- [Problem statement]
Each line of the entries below that holds "Activity" is needed, copied in full.

(Supplied entries)

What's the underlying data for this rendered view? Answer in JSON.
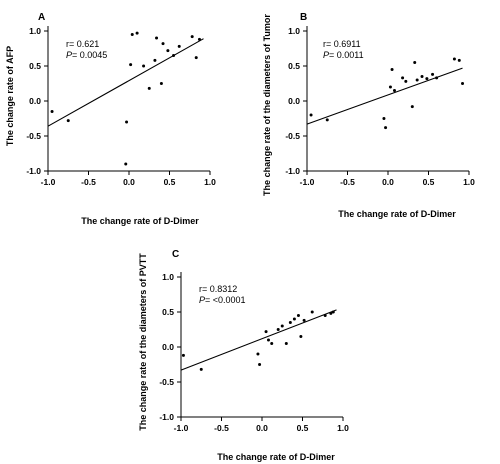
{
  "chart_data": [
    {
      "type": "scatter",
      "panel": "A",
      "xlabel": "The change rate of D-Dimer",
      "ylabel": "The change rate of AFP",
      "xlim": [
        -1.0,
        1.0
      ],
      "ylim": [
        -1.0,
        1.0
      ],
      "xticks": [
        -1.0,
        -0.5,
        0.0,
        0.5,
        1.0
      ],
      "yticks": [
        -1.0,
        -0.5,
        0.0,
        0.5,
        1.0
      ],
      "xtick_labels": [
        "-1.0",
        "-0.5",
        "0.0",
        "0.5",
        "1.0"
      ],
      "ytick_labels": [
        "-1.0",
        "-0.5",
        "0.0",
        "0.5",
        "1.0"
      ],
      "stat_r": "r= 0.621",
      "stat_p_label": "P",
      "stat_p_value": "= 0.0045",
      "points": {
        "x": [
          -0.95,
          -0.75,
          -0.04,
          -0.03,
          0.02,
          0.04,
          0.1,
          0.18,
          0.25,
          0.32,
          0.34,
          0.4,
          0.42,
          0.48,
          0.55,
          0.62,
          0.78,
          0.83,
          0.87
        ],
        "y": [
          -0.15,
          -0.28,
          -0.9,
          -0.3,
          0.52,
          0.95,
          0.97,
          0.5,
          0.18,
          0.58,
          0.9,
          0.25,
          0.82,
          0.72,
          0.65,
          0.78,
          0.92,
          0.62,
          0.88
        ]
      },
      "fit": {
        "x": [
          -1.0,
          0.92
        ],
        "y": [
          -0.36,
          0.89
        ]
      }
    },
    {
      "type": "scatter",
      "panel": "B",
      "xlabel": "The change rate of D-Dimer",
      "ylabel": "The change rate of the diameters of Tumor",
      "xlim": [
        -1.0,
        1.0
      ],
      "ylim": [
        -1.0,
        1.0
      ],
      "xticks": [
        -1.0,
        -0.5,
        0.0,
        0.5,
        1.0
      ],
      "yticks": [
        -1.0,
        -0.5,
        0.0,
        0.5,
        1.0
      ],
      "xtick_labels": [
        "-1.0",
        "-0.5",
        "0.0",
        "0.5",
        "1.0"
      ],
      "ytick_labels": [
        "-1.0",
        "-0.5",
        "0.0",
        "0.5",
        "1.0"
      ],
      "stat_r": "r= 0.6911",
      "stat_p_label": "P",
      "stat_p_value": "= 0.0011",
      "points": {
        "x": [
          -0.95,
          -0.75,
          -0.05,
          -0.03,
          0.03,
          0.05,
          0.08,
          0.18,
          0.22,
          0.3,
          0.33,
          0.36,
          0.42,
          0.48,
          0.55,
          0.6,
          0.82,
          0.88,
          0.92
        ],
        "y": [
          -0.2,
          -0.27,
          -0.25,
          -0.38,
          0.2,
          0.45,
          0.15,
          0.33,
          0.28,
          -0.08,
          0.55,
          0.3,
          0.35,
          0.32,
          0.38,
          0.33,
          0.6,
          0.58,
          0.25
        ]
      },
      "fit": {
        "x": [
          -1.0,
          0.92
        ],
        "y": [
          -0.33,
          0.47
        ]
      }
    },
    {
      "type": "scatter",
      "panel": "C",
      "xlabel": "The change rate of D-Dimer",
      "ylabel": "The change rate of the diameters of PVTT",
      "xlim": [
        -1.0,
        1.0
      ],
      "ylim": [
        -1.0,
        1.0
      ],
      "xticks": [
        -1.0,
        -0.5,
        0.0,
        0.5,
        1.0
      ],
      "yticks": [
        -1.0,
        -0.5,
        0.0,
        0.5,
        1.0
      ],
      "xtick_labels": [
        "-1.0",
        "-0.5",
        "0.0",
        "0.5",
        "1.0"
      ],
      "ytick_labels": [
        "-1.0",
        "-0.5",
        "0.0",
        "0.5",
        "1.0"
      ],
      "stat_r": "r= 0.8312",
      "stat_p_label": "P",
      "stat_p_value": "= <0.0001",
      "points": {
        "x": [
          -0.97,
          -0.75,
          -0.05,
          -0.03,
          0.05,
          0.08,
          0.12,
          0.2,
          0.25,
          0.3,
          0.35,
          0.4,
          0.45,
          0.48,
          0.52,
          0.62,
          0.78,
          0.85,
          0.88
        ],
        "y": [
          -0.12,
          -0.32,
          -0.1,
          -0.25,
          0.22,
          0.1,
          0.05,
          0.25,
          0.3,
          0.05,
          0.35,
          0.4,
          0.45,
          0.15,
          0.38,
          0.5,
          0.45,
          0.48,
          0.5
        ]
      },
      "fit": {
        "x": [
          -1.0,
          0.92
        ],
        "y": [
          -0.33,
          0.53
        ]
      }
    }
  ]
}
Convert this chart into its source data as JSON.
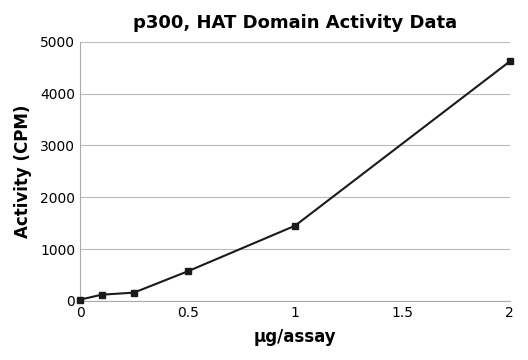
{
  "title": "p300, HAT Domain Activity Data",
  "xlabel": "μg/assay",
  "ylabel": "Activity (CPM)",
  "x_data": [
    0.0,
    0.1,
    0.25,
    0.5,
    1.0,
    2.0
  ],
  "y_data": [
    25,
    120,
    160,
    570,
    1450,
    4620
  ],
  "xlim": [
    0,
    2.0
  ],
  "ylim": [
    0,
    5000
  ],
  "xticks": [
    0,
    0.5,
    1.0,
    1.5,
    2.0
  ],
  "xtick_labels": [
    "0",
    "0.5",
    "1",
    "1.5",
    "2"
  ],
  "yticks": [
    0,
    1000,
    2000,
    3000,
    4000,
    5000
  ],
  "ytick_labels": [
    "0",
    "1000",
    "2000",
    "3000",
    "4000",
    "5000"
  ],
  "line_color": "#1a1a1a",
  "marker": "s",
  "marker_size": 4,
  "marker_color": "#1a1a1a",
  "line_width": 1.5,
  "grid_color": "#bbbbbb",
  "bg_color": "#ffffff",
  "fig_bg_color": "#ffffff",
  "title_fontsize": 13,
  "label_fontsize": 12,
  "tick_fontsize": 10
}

(End Supplied entries)

- [Your response]
  "title": "p300, HAT Domain Activity Data",
  "ylabel": "Activity (CPM)",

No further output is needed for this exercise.